__PROVIDED RECORDS__:
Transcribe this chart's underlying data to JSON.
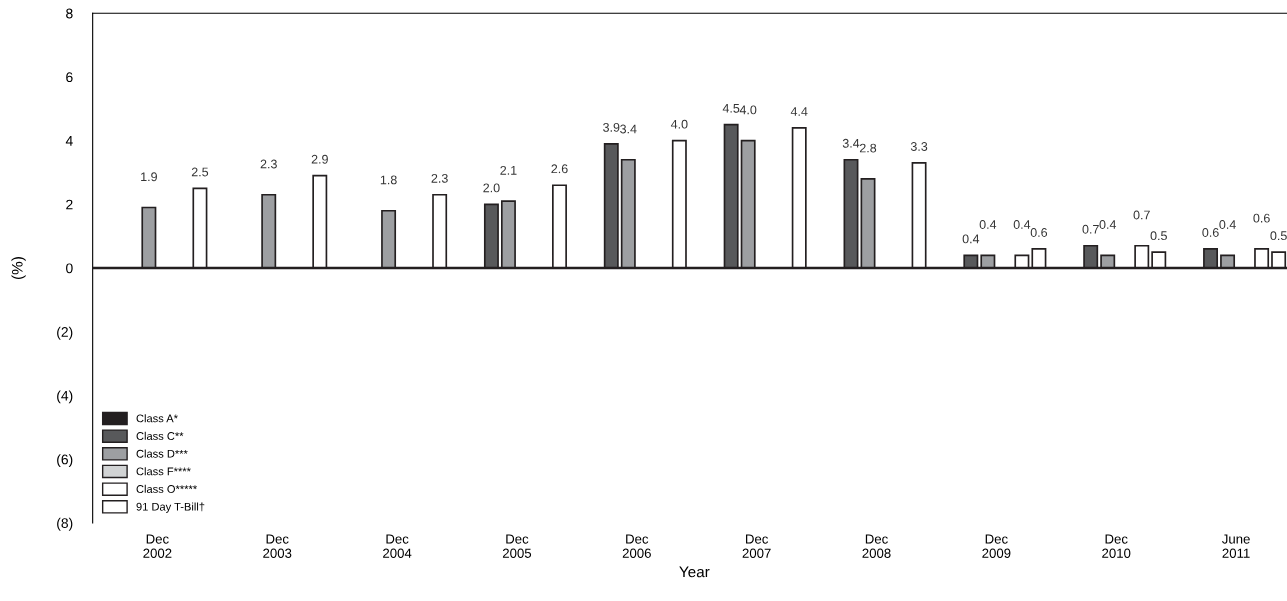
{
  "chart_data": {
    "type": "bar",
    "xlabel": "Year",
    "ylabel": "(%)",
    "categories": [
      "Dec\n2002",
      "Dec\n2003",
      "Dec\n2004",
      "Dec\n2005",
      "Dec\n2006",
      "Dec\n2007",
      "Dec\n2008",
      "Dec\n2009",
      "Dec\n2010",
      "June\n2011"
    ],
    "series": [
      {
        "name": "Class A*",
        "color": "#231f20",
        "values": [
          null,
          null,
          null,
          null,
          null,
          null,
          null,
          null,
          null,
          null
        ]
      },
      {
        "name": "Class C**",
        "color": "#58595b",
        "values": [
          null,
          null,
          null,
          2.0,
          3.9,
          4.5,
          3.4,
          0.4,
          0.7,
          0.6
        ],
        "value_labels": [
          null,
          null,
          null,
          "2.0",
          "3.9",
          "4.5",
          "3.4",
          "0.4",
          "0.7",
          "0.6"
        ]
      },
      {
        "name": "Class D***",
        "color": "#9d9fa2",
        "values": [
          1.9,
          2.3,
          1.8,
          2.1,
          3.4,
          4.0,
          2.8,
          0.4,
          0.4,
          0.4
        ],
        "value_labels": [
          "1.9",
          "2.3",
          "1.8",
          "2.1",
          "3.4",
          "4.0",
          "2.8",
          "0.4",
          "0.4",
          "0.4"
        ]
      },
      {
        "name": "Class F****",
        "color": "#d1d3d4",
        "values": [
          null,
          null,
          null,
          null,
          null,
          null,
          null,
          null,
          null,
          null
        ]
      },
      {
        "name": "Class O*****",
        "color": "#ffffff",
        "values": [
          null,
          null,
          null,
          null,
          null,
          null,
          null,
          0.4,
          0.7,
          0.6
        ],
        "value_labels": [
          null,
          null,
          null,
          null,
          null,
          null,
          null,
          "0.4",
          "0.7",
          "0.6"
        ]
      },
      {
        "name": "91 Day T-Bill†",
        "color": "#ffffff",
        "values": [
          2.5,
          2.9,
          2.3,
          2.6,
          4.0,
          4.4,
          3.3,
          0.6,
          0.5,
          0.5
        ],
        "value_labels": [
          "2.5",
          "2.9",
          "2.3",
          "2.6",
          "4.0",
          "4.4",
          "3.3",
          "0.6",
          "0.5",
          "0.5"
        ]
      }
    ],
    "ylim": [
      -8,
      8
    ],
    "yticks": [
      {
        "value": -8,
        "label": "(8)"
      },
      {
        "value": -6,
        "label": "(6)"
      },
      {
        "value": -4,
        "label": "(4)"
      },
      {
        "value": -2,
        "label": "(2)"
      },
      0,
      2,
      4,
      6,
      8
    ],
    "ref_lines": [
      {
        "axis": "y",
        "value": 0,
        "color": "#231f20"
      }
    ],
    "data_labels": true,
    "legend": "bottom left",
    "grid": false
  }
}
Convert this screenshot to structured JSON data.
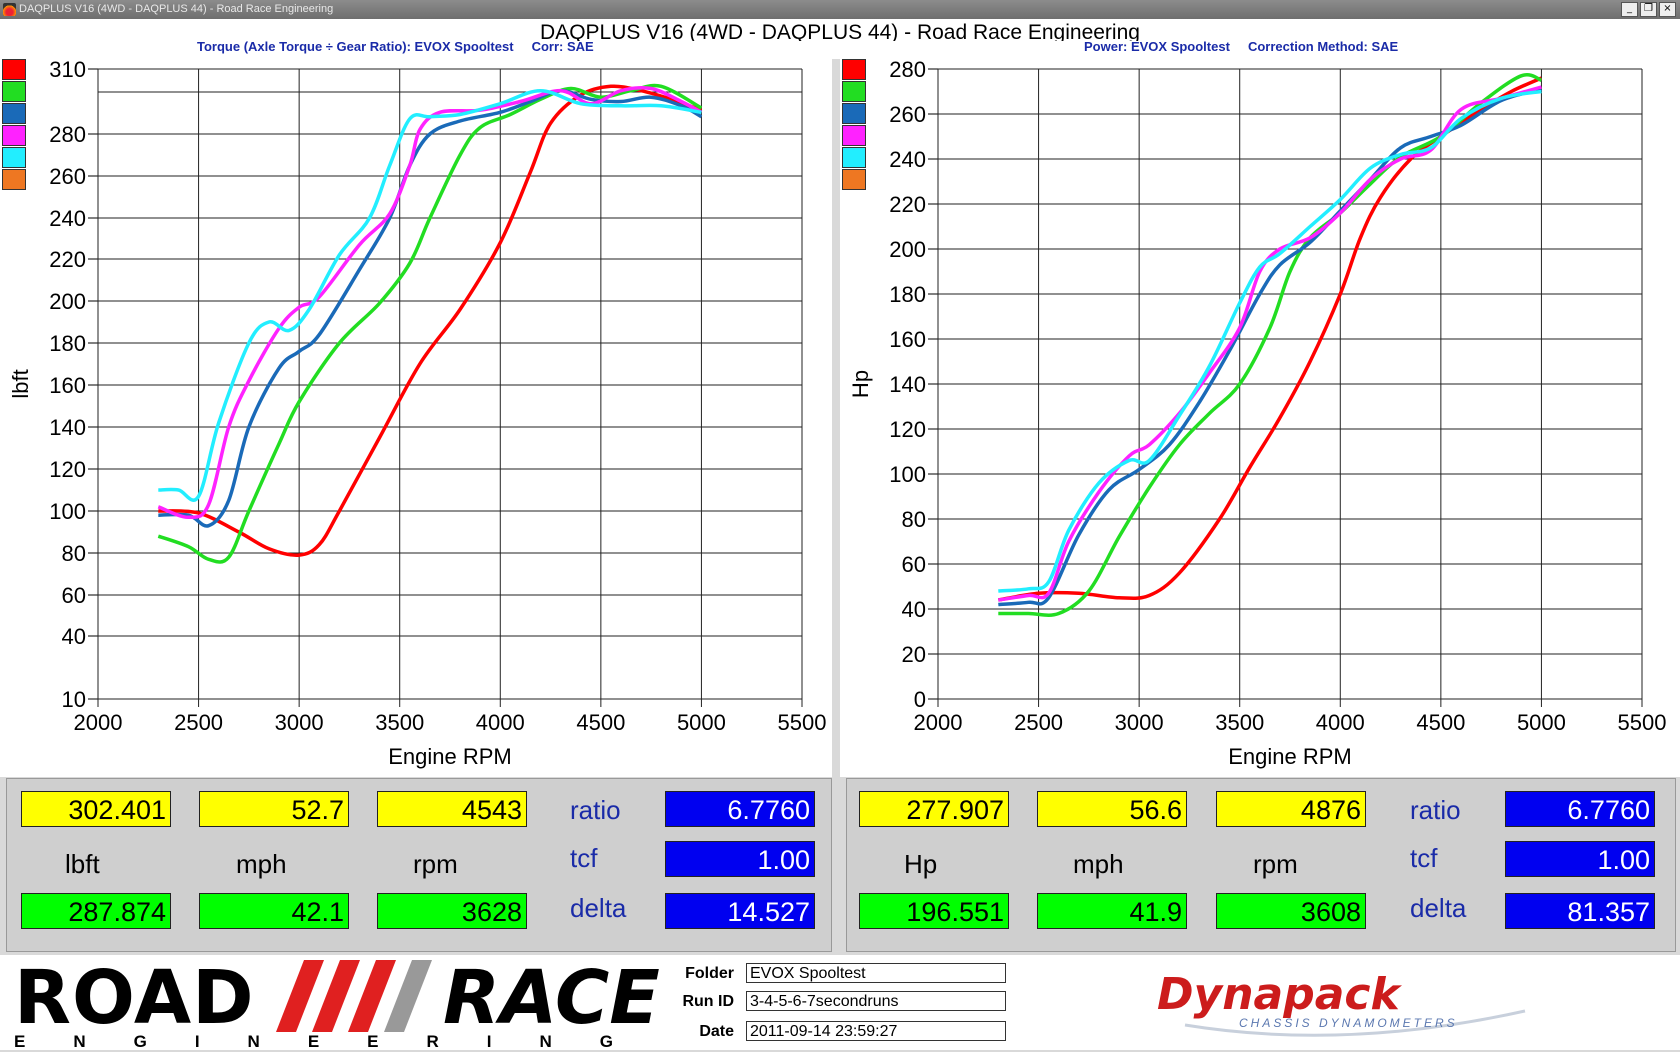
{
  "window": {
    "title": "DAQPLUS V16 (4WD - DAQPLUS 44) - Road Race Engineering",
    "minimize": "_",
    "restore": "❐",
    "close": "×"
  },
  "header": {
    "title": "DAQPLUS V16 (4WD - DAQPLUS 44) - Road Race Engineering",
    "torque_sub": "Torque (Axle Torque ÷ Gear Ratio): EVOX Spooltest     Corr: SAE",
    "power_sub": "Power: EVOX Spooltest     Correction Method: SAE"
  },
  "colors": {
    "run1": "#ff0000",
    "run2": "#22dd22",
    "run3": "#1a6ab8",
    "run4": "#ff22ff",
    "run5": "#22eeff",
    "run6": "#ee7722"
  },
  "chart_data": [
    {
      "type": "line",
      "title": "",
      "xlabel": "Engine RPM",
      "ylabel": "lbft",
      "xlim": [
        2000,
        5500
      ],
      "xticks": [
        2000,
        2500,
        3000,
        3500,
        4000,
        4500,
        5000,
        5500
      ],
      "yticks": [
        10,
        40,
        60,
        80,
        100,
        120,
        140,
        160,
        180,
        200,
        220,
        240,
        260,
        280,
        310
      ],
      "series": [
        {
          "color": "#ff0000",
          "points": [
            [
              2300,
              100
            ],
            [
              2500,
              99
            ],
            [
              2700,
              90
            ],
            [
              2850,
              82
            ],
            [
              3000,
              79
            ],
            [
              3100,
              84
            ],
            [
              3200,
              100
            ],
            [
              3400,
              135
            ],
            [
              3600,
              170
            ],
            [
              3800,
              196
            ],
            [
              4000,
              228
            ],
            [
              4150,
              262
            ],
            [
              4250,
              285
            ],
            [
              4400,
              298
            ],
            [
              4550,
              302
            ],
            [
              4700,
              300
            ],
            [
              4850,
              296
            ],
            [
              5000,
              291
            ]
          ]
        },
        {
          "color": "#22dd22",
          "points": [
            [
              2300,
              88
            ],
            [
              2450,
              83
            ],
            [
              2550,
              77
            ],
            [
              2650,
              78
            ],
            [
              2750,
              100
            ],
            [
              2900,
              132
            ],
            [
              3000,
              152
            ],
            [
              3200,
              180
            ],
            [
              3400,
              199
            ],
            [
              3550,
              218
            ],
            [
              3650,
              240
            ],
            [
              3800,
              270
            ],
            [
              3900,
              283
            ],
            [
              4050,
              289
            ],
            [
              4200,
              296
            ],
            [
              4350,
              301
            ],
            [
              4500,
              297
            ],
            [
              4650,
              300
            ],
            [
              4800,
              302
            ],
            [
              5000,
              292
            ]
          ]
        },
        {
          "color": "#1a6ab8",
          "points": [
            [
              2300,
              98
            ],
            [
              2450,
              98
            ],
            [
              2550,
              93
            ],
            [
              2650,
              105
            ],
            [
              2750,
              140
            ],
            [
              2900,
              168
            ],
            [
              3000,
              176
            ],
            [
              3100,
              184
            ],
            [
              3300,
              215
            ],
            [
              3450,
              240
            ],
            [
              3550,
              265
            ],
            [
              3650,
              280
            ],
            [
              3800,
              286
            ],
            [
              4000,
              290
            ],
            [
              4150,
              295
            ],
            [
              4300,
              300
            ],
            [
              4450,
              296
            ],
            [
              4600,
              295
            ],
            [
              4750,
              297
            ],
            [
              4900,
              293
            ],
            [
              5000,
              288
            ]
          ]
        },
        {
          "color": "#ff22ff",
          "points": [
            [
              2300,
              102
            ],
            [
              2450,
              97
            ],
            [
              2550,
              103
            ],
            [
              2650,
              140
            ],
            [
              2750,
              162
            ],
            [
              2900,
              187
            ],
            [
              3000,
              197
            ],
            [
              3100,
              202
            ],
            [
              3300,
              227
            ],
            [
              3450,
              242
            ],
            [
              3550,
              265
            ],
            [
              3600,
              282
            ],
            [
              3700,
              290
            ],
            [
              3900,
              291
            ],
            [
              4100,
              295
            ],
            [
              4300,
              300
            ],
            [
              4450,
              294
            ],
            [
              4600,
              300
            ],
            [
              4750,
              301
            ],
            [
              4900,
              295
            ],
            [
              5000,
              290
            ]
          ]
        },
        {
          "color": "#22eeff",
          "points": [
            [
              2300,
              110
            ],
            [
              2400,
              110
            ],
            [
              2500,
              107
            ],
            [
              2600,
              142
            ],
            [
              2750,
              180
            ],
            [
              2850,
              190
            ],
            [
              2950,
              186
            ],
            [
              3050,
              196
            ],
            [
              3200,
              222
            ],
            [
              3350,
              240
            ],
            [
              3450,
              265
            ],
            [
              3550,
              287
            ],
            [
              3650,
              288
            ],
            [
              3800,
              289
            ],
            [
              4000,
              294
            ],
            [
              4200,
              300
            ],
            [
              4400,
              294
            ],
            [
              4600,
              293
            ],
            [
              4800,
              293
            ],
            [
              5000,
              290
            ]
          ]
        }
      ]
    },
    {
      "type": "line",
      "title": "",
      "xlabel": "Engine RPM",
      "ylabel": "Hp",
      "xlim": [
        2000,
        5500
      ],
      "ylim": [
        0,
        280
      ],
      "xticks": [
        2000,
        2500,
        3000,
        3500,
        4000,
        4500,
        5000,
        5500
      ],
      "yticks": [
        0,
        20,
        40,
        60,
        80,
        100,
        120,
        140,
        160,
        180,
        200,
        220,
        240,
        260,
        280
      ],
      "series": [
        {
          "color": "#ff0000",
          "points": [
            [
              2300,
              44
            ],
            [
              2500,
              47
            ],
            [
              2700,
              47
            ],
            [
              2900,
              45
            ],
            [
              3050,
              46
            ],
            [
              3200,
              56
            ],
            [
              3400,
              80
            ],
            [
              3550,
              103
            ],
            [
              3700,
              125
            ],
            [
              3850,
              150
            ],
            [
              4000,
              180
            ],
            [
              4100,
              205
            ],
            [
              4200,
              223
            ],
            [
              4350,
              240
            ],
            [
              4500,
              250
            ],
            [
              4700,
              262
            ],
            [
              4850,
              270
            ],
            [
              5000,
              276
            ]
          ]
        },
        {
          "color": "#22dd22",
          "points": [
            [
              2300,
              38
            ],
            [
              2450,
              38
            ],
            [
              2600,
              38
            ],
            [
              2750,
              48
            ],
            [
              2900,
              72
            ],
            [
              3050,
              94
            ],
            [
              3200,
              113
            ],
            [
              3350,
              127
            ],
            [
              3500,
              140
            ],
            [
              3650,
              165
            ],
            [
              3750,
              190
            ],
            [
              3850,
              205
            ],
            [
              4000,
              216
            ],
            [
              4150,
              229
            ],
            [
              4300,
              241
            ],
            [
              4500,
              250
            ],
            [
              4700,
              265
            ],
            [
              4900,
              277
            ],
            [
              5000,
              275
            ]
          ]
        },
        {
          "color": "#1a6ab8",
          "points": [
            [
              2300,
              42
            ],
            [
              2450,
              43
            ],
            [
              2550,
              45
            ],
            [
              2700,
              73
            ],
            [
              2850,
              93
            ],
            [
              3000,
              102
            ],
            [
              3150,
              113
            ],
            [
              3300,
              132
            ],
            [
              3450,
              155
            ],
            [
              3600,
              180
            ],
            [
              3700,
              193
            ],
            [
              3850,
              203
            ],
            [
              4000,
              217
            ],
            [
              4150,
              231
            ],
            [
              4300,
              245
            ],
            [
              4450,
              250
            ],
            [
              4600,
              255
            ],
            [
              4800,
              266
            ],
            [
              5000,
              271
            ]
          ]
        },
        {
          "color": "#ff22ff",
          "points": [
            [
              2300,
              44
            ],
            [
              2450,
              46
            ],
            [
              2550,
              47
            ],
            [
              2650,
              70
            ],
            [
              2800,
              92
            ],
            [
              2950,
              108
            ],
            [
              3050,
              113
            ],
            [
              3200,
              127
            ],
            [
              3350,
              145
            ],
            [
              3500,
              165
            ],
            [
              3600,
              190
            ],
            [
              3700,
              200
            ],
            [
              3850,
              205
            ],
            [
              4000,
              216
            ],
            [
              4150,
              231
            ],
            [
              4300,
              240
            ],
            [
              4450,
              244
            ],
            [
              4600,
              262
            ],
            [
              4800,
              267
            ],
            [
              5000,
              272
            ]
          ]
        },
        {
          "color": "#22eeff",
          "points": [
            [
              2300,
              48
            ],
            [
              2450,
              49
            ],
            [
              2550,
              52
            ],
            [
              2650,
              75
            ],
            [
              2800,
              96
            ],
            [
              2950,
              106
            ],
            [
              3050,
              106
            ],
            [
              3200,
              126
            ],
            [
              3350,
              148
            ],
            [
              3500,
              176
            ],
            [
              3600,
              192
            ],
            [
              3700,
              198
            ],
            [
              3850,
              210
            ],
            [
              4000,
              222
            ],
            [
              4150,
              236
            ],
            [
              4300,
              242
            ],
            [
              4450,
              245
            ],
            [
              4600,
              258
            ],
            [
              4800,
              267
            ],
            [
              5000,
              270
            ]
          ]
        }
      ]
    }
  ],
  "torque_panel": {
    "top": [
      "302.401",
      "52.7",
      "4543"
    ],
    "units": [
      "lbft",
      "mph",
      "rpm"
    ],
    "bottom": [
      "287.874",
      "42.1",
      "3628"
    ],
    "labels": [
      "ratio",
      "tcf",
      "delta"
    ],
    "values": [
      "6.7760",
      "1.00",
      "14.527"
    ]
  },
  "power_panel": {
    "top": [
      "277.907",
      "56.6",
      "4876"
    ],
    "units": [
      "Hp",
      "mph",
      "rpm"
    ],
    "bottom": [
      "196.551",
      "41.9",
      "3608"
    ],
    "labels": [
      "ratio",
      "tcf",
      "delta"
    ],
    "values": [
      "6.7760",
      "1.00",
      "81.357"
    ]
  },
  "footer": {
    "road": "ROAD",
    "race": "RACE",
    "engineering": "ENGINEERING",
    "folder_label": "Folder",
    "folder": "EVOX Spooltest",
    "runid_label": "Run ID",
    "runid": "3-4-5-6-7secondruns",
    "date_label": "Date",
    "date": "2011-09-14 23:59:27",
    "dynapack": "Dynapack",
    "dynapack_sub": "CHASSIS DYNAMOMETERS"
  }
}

--

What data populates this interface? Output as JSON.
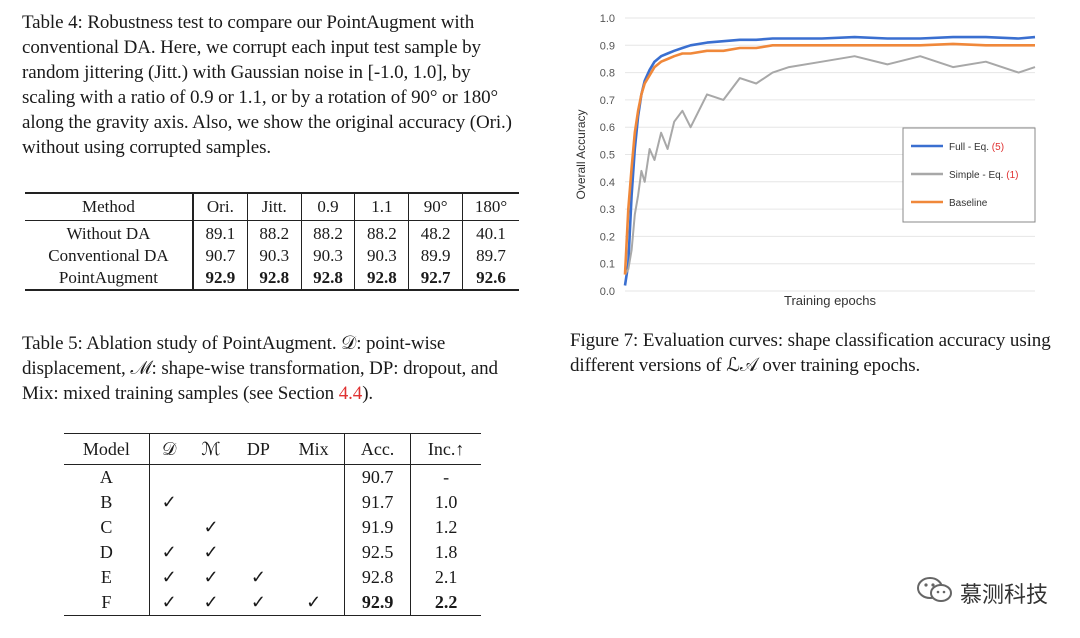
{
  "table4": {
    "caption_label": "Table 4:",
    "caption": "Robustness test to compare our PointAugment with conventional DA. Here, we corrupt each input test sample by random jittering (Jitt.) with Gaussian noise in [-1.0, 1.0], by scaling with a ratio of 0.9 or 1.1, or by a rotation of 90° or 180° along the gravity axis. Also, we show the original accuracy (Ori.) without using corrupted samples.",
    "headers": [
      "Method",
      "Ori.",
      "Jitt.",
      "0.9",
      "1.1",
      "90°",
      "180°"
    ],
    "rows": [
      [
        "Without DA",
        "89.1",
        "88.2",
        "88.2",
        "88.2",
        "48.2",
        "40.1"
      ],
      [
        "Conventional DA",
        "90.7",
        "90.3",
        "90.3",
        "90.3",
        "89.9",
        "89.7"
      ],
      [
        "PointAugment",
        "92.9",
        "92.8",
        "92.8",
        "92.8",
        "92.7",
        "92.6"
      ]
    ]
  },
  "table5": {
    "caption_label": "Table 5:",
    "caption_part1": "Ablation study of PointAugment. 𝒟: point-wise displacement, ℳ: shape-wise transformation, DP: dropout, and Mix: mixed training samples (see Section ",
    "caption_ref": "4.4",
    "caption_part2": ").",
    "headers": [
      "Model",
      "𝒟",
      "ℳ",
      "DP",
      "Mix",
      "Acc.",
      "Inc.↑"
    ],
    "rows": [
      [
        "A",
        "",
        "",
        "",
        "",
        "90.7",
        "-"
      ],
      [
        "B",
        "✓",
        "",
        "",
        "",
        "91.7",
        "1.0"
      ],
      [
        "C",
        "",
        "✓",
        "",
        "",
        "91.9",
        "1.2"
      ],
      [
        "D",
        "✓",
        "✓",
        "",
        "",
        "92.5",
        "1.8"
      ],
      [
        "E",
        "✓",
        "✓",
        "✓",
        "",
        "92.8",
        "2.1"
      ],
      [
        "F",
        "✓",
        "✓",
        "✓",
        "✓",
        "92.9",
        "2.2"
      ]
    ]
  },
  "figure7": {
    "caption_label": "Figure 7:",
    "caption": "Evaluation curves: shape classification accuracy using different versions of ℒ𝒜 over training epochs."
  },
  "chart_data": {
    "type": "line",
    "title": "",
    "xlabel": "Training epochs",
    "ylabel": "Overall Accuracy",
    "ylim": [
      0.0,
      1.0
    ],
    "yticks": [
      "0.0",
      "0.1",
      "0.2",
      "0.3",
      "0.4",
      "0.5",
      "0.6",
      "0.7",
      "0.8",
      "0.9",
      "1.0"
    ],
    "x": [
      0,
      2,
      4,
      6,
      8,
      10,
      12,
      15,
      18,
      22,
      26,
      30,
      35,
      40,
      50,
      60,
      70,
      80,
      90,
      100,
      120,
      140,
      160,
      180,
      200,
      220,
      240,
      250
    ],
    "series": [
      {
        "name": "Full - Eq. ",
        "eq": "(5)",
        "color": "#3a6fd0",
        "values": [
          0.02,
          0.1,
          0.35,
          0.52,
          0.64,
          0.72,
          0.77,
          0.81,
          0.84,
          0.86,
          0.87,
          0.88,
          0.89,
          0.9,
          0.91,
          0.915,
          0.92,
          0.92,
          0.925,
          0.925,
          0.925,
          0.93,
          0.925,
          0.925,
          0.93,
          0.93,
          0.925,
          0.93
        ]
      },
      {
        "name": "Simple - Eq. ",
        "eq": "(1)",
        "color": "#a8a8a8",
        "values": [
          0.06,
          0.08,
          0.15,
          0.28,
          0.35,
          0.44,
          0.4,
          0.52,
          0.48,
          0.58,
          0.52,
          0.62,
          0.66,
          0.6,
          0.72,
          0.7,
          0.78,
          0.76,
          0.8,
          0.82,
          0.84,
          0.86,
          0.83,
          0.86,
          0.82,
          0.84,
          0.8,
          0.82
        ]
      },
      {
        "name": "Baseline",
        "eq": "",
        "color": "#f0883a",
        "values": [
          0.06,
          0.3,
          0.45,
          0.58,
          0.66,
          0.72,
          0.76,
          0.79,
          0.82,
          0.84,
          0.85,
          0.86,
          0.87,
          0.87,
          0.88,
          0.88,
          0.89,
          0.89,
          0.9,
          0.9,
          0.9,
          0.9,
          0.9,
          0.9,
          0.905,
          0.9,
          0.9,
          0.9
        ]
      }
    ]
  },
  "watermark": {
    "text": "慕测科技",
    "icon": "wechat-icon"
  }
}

__REQUIREMENTS__: Lines containing the word "Method" must all be returned from the material above.

__OUTPUT__:
    "power_sub": "Power: EVOX Spooltest     Correction Method: SAE"
      "Method",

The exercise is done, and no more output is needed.